• **Supplied data**:
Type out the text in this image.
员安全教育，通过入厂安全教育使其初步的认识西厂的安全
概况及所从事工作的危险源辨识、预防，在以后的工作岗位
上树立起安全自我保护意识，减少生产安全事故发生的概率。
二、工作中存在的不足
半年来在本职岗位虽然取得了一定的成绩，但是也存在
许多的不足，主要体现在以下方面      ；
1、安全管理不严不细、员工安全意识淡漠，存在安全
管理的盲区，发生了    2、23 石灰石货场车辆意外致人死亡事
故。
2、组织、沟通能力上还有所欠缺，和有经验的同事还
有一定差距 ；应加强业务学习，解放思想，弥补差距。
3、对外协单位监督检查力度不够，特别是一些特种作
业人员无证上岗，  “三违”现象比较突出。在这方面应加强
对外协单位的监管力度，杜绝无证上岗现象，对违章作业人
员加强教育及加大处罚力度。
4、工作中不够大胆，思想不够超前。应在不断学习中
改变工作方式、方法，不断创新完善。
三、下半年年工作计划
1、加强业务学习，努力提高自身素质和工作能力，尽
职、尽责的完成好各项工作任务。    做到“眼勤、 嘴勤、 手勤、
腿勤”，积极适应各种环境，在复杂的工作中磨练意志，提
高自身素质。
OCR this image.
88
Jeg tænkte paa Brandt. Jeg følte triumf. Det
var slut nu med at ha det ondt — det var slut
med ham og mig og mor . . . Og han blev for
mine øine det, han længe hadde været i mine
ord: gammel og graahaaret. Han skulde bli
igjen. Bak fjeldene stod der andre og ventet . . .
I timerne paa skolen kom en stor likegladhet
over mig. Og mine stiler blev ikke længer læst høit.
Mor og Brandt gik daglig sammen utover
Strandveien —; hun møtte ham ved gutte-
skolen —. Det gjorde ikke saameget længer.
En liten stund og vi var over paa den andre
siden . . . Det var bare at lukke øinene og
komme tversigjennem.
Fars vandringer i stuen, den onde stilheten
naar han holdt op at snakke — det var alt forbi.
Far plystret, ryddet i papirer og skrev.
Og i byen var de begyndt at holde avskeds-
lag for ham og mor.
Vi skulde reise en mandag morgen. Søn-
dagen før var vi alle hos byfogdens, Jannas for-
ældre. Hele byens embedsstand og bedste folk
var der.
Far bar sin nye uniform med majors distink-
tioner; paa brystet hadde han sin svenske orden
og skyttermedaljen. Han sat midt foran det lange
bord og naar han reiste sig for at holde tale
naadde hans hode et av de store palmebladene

• **Task brief**:
Search the data for the string "this". List each line that has it.

• **Solution**:
Type out the text in this image.
OCR this image.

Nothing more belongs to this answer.